■ TASK DESCRIPTION: What follows is a listing. Return every line of it exactly.
____
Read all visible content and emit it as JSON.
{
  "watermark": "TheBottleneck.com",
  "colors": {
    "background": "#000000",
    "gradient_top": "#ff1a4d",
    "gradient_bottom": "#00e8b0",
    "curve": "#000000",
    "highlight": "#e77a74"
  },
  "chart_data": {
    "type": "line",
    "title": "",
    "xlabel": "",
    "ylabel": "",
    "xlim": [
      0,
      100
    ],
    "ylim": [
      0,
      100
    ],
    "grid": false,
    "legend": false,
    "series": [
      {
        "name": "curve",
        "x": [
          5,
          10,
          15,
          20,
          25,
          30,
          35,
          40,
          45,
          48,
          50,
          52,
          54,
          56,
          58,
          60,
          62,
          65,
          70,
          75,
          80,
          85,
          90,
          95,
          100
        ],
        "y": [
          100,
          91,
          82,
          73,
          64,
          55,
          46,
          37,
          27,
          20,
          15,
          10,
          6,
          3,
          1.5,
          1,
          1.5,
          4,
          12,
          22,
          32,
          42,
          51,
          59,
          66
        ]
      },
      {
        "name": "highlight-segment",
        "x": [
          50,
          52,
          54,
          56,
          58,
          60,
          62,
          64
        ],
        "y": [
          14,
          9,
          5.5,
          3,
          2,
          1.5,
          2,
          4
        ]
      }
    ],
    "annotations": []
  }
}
____
■ TASK SOLUTION:
Read all visible content and emit it as JSON.
{
  "watermark": "TheBottleneck.com",
  "colors": {
    "background": "#000000",
    "gradient_top": "#ff1a4d",
    "gradient_bottom": "#00e8b0",
    "curve": "#000000",
    "highlight": "#e77a74"
  },
  "chart_data": {
    "type": "line",
    "title": "",
    "xlabel": "",
    "ylabel": "",
    "xlim": [
      0,
      100
    ],
    "ylim": [
      0,
      100
    ],
    "grid": false,
    "legend": false,
    "series": [
      {
        "name": "curve",
        "x": [
          5,
          10,
          15,
          20,
          25,
          30,
          35,
          40,
          45,
          48,
          50,
          52,
          54,
          56,
          58,
          60,
          62,
          65,
          70,
          75,
          80,
          85,
          90,
          95,
          100
        ],
        "y": [
          100,
          91,
          82,
          73,
          64,
          55,
          46,
          37,
          27,
          20,
          15,
          10,
          6,
          3,
          1.5,
          1,
          1.5,
          4,
          12,
          22,
          32,
          42,
          51,
          59,
          66
        ]
      },
      {
        "name": "highlight-segment",
        "x": [
          50,
          52,
          54,
          56,
          58,
          60,
          62,
          64
        ],
        "y": [
          14,
          9,
          5.5,
          3,
          2,
          1.5,
          2,
          4
        ]
      }
    ],
    "annotations": []
  }
}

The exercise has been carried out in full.